**Stated task 1**
In the fashion competition recap, which designer has worked for Alexander McQueen?
**Stated task 2**
Continue the fashion competition recap from its final sentence.
## begin Text passage
Of course there was a catch -- there is always a catch. The designers were working in pairs so Shruti and I spent an entire commercial break biting our nails and worrying that the twist was two designers getting kicked off this week.

Luckily, the reality involved pain for the designers but pleasure for the audience in the form of watching each team scramble to create a second look, a ready-to-wear version of the avant-garde piece.

This challenge was a gift for Christian and Chris M. -- Christian has worked for avant-garde designer Alexander McQueen and Chris M. creates bombastic costumes for a living.

"Team Fierce," as Christian called them, really delivered. Their avant-garde outfit looked like a wedding cake, with layers fabric standing in for icing. The collar was the size of a small planet bringing the entire piece in at a weight equal to that of all the models plus Heidi put together.
## end Text passage
## begin Recorded information
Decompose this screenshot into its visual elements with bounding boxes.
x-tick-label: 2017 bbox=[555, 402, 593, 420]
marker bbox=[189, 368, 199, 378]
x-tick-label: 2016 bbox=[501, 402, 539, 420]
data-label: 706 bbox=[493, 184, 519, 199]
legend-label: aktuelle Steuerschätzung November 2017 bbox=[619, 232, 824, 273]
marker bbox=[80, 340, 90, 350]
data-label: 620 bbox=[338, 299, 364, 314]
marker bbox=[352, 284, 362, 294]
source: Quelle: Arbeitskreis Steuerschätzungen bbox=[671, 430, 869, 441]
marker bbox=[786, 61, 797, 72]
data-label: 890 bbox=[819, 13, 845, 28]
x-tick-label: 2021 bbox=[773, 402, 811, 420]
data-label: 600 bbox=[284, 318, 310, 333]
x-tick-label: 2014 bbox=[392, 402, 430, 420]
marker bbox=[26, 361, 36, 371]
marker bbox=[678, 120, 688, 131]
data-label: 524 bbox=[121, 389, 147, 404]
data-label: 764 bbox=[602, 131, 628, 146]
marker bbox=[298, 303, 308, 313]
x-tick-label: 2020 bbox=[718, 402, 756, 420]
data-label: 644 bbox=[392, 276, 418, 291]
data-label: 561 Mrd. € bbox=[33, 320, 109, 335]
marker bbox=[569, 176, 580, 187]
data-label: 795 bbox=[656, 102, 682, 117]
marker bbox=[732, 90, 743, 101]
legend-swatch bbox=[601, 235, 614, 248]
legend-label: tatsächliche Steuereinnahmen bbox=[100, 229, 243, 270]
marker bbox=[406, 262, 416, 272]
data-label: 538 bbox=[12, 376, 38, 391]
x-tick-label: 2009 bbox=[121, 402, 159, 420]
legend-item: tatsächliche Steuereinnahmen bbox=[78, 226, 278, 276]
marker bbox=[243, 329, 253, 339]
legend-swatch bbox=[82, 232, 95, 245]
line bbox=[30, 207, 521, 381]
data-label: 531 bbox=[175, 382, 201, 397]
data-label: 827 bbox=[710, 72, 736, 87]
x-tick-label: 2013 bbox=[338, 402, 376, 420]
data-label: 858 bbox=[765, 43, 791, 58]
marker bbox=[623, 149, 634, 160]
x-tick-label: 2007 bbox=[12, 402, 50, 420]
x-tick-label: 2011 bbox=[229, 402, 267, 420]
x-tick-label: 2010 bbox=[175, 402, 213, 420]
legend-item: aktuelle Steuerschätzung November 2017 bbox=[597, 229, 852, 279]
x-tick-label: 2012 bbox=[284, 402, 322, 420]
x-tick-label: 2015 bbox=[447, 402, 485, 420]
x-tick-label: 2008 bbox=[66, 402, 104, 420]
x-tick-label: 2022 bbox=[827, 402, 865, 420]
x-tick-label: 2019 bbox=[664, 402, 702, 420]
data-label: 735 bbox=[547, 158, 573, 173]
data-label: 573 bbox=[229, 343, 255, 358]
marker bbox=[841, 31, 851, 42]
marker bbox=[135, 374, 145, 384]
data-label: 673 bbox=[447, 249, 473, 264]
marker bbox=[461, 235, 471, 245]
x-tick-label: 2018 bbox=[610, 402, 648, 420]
## end Recorded information
**Expected output 1**
Christian

**Expected output 2**
I thought Nina was going to cry, she was gushing so much over this outfit, the eventual challenge winner. And Nina doesn't even have feelings, other than cattiness and rage!

I wish someone would have explained why models of avant-garde designs are supposed to hunch over. This poor model looks like she's going to topple:



After the extravaganza of the layer cake dress, Chris and Christian's ready-to-wear design was a bit disappointing. The look was nice, but a little too Sears for me. This is Project Runway! I expect Bloomingdale's at least.

With one notable exception, all of the designers created relatively mundane ready-to-wear looks.
A boring dress was a victory for Victorya and Jillian -- for a while, it looked like they weren't even going sew a second look.

I was surprised that time management was the only conflict between Jill and Vic. Both are such intense perfectionists, I expected them to be at each other's throats.

Instead, they worked together and created an amazing avant-garde look. The coat was fabulous and the tartan details fit perfectly with the model's punk ponyhawk. Even more impressive? The fact that the riding pants and blouse underneath were more than an afterthought. Avant-garde or not, I would have taken that blouse home on the spot.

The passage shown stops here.